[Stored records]
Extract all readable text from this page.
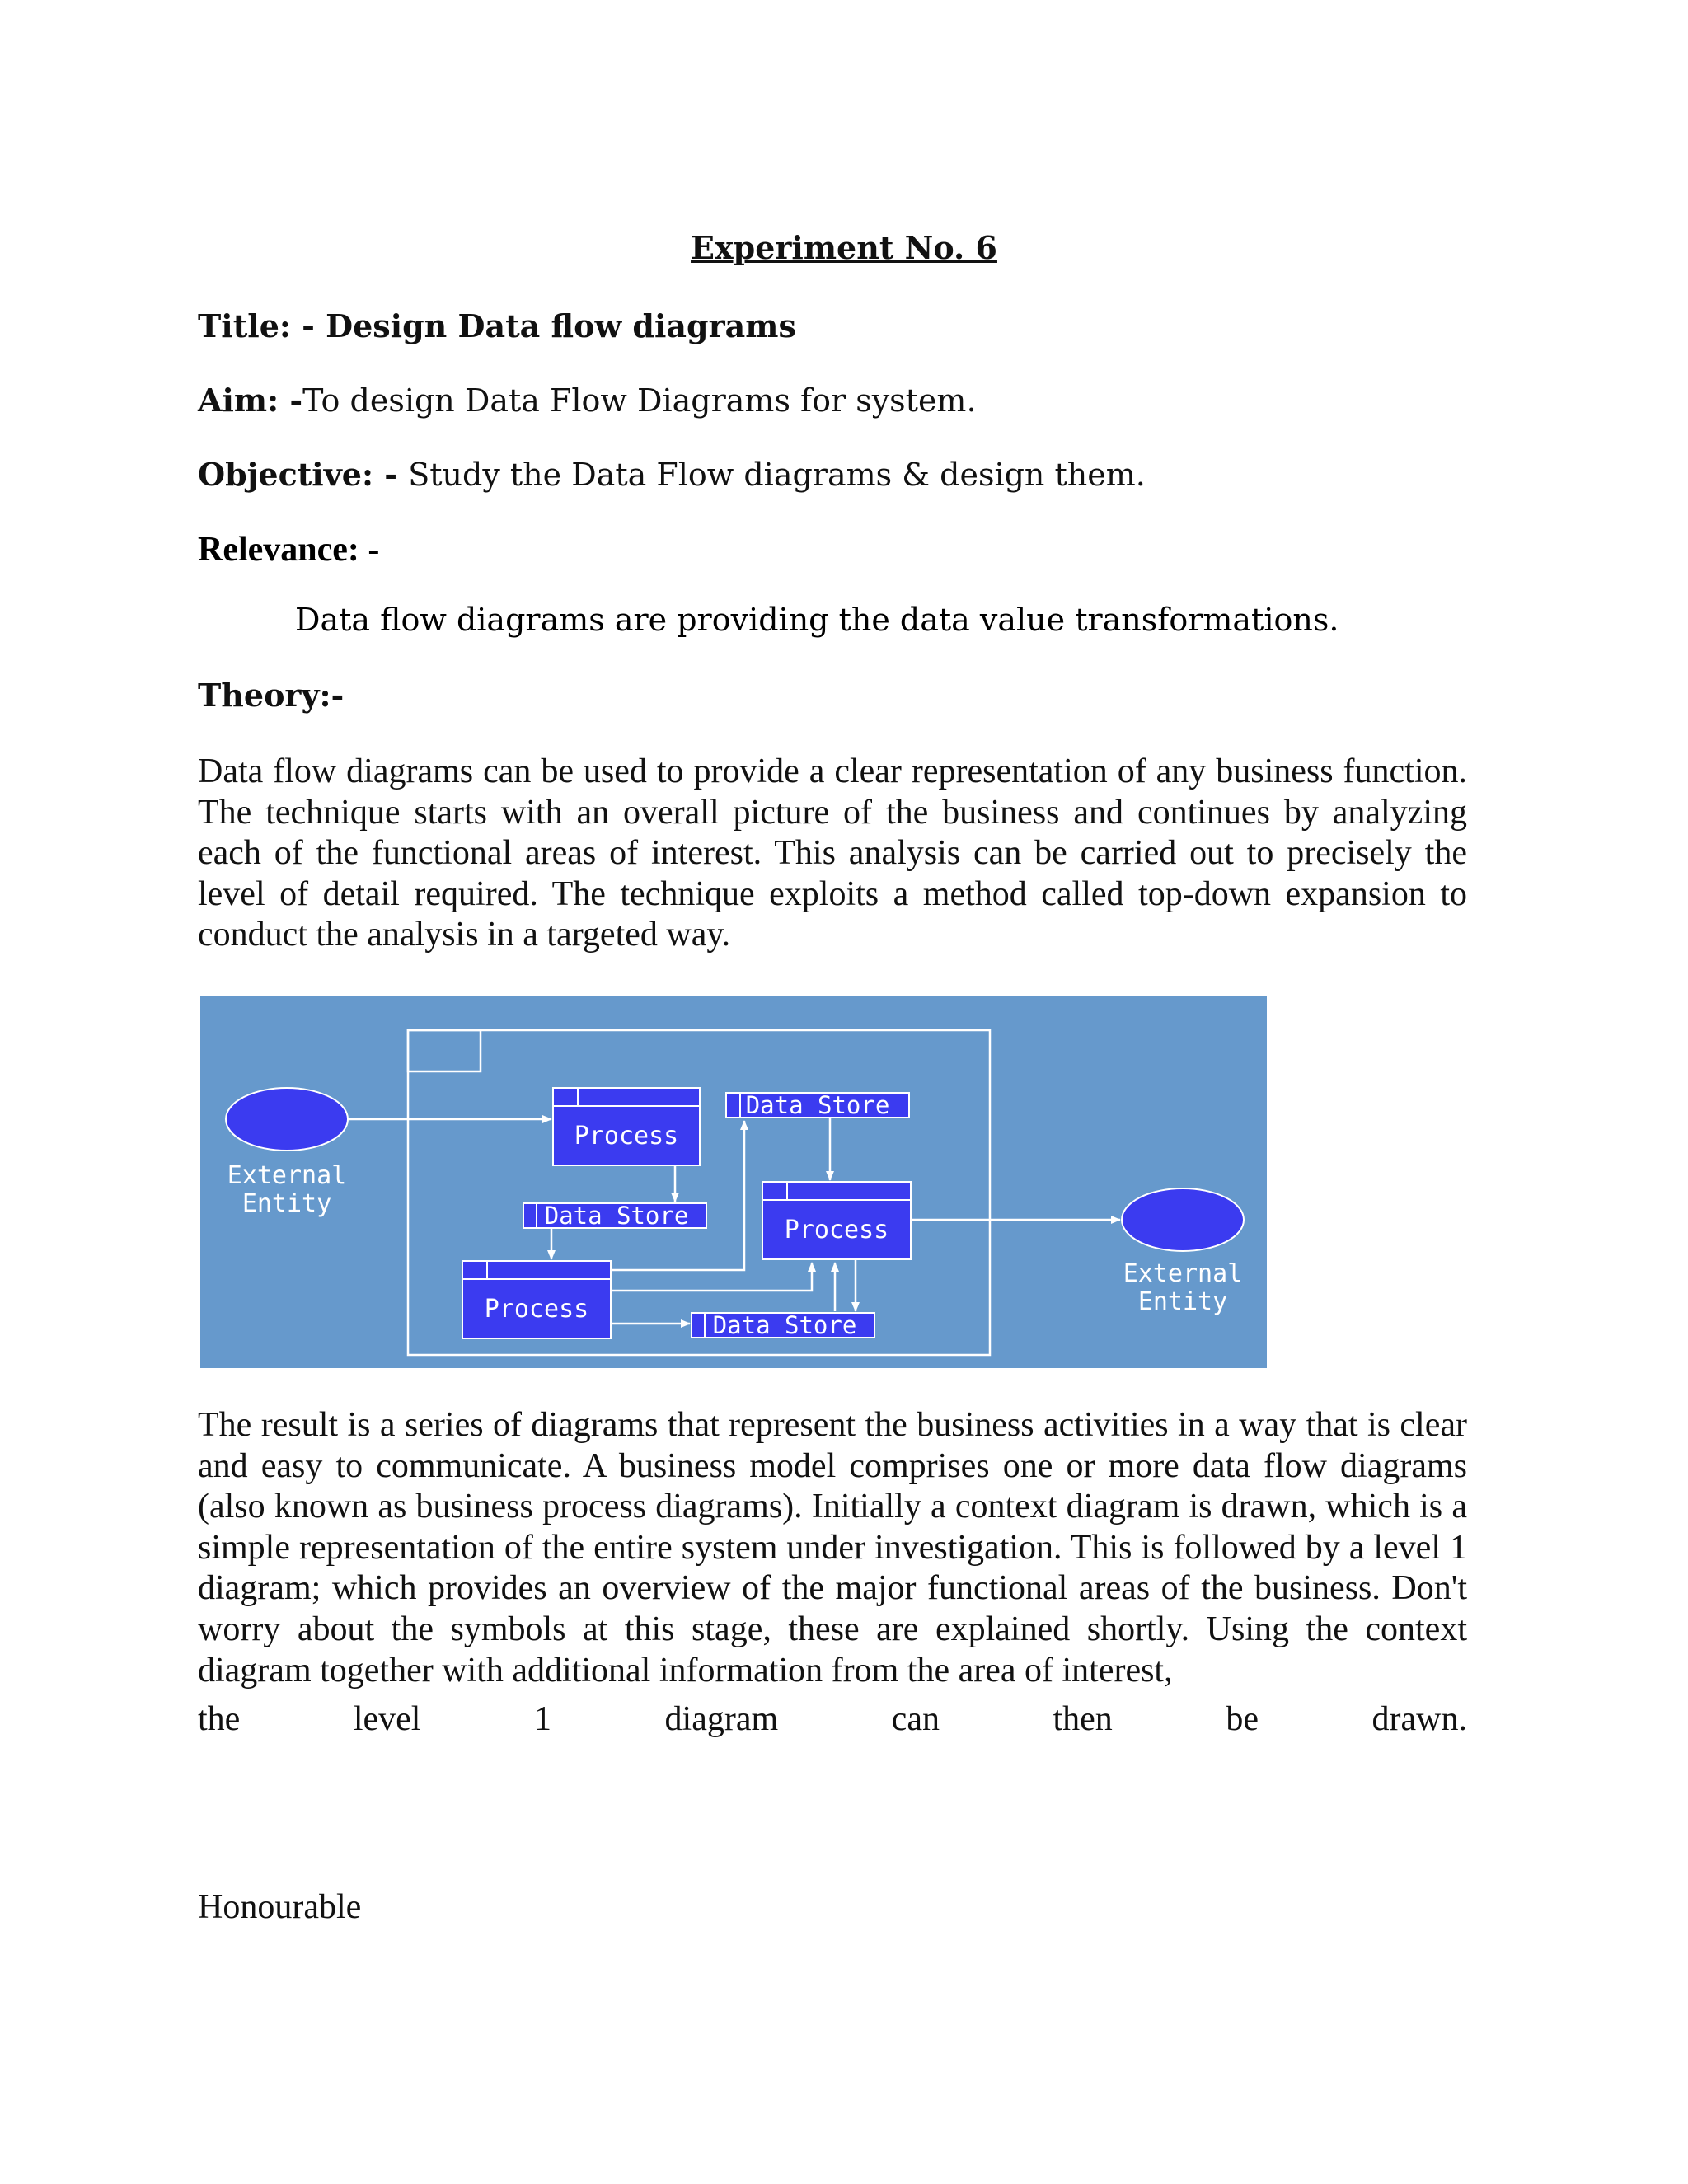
Experiment No. 6

Title: - Design Data flow diagrams

Aim: -To design Data Flow Diagrams for system.

Objective: - Study the Data Flow diagrams & design them.

Relevance: -

Data flow diagrams are providing the data value transformations.

Theory:-

Data flow diagrams can be used to provide a clear representation of any business function. The technique starts with an overall picture of the business and continues by analyzing each of the functional areas of interest. This analysis can be carried out to precisely the level of detail required. The technique exploits a method called top-down expansion to conduct the analysis in a targeted way.

External
Entity
External
Entity
Process
Process
Process
Data Store
Data Store
Data Store

The result is a series of diagrams that represent the business activities in a way that is clear and easy to communicate. A business model comprises one or more data flow diagrams (also known as business process diagrams). Initially a context diagram is drawn, which is a simple representation of the entire system under investigation. This is followed by a level 1 diagram; which provides an overview of the major functional areas of the business. Don't worry about the symbols at this stage, these are explained shortly. Using the context diagram together with additional information from the area of interest,

the	level	1	diagram	can	then	be	drawn.

Honourable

OBJECTIVE
Repeat the entries exactly and keep the pictures out of the copy.

RESPONSE TO THE EXERCISE
Extract all readable text from this page.
Experiment No. 6

Title: - Design Data flow diagrams

Aim: -To design Data Flow Diagrams for system.

Objective: - Study the Data Flow diagrams & design them.

Relevance: -

Data flow diagrams are providing the data value transformations.

Theory:-

Data flow diagrams can be used to provide a clear representation of any business function. The technique starts with an overall picture of the business and continues by analyzing each of the functional areas of interest. This analysis can be carried out to precisely the level of detail required. The technique exploits a method called top-down expansion to conduct the analysis in a targeted way.

External
Entity
External
Entity
Process
Process
Process
Data Store
Data Store
Data Store

The result is a series of diagrams that represent the business activities in a way that is clear and easy to communicate. A business model comprises one or more data flow diagrams (also known as business process diagrams). Initially a context diagram is drawn, which is a simple representation of the entire system under investigation. This is followed by a level 1 diagram; which provides an overview of the major functional areas of the business. Don't worry about the symbols at this stage, these are explained shortly. Using the context diagram together with additional information from the area of interest,

the	level	1	diagram	can	then	be	drawn.

Honourable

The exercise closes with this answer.